▼▼▼

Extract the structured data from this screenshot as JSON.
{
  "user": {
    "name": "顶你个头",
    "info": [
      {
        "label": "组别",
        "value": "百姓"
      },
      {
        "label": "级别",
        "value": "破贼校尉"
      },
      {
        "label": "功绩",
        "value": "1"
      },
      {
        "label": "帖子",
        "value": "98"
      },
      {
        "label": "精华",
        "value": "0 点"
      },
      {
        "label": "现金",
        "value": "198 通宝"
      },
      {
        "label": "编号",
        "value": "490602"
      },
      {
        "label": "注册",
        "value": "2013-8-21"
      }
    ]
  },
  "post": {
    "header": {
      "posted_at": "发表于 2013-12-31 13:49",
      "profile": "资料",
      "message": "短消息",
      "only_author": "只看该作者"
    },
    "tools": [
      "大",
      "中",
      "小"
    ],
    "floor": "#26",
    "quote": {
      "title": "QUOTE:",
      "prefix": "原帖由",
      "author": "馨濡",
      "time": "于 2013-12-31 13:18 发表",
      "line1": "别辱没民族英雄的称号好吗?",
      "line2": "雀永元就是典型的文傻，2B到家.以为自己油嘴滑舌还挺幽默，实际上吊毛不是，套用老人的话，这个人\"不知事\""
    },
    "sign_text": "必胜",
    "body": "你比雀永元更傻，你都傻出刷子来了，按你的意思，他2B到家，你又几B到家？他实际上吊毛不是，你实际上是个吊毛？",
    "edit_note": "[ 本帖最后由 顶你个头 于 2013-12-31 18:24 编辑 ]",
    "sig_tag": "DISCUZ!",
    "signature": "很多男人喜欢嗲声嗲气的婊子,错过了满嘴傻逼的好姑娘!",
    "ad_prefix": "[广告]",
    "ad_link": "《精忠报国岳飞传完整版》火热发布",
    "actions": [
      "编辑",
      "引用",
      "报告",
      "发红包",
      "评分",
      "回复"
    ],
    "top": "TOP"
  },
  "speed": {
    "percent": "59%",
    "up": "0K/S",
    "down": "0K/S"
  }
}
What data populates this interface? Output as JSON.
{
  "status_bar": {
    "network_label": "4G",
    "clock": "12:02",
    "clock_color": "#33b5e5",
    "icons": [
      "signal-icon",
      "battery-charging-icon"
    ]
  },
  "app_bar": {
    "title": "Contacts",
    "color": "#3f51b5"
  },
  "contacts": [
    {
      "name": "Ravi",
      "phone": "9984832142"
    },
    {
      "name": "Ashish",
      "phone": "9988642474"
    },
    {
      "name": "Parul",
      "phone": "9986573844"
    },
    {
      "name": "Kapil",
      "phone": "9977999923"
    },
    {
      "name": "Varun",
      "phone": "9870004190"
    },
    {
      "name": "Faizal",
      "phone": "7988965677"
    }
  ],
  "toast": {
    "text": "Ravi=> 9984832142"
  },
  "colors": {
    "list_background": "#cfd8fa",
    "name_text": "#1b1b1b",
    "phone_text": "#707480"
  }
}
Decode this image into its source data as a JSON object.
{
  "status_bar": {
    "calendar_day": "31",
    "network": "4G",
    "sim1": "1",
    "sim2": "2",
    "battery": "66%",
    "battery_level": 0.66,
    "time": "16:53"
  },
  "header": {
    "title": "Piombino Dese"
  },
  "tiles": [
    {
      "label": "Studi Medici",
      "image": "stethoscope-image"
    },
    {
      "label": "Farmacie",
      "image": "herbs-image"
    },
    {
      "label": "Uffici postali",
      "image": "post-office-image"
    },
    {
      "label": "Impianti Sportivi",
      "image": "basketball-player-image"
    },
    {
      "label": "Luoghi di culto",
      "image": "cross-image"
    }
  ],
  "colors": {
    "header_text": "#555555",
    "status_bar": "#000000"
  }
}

▲▲▲

**Aim**
Output each record precisely as given.

**Exercise output**
Extract the structured data from this screenshot as JSON.
{
  "user": {
    "name": "顶你个头",
    "info": [
      {
        "label": "组别",
        "value": "百姓"
      },
      {
        "label": "级别",
        "value": "破贼校尉"
      },
      {
        "label": "功绩",
        "value": "1"
      },
      {
        "label": "帖子",
        "value": "98"
      },
      {
        "label": "精华",
        "value": "0 点"
      },
      {
        "label": "现金",
        "value": "198 通宝"
      },
      {
        "label": "编号",
        "value": "490602"
      },
      {
        "label": "注册",
        "value": "2013-8-21"
      }
    ]
  },
  "post": {
    "header": {
      "posted_at": "发表于 2013-12-31 13:49",
      "profile": "资料",
      "message": "短消息",
      "only_author": "只看该作者"
    },
    "tools": [
      "大",
      "中",
      "小"
    ],
    "floor": "#26",
    "quote": {
      "title": "QUOTE:",
      "prefix": "原帖由",
      "author": "馨濡",
      "time": "于 2013-12-31 13:18 发表",
      "line1": "别辱没民族英雄的称号好吗?",
      "line2": "雀永元就是典型的文傻，2B到家.以为自己油嘴滑舌还挺幽默，实际上吊毛不是，套用老人的话，这个人\"不知事\""
    },
    "sign_text": "必胜",
    "body": "你比雀永元更傻，你都傻出刷子来了，按你的意思，他2B到家，你又几B到家？他实际上吊毛不是，你实际上是个吊毛？",
    "edit_note": "[ 本帖最后由 顶你个头 于 2013-12-31 18:24 编辑 ]",
    "sig_tag": "DISCUZ!",
    "signature": "很多男人喜欢嗲声嗲气的婊子,错过了满嘴傻逼的好姑娘!",
    "ad_prefix": "[广告]",
    "ad_link": "《精忠报国岳飞传完整版》火热发布",
    "actions": [
      "编辑",
      "引用",
      "报告",
      "发红包",
      "评分",
      "回复"
    ],
    "top": "TOP"
  },
  "speed": {
    "percent": "59%",
    "up": "0K/S",
    "down": "0K/S"
  }
}
What data populates this interface? Output as JSON.
{
  "status_bar": {
    "network_label": "4G",
    "clock": "12:02",
    "clock_color": "#33b5e5",
    "icons": [
      "signal-icon",
      "battery-charging-icon"
    ]
  },
  "app_bar": {
    "title": "Contacts",
    "color": "#3f51b5"
  },
  "contacts": [
    {
      "name": "Ravi",
      "phone": "9984832142"
    },
    {
      "name": "Ashish",
      "phone": "9988642474"
    },
    {
      "name": "Parul",
      "phone": "9986573844"
    },
    {
      "name": "Kapil",
      "phone": "9977999923"
    },
    {
      "name": "Varun",
      "phone": "9870004190"
    },
    {
      "name": "Faizal",
      "phone": "7988965677"
    }
  ],
  "toast": {
    "text": "Ravi=> 9984832142"
  },
  "colors": {
    "list_background": "#cfd8fa",
    "name_text": "#1b1b1b",
    "phone_text": "#707480"
  }
}
Decode this image into its source data as a JSON object.
{
  "status_bar": {
    "calendar_day": "31",
    "network": "4G",
    "sim1": "1",
    "sim2": "2",
    "battery": "66%",
    "battery_level": 0.66,
    "time": "16:53"
  },
  "header": {
    "title": "Piombino Dese"
  },
  "tiles": [
    {
      "label": "Studi Medici",
      "image": "stethoscope-image"
    },
    {
      "label": "Farmacie",
      "image": "herbs-image"
    },
    {
      "label": "Uffici postali",
      "image": "post-office-image"
    },
    {
      "label": "Impianti Sportivi",
      "image": "basketball-player-image"
    },
    {
      "label": "Luoghi di culto",
      "image": "cross-image"
    }
  ],
  "colors": {
    "header_text": "#555555",
    "status_bar": "#000000"
  }
}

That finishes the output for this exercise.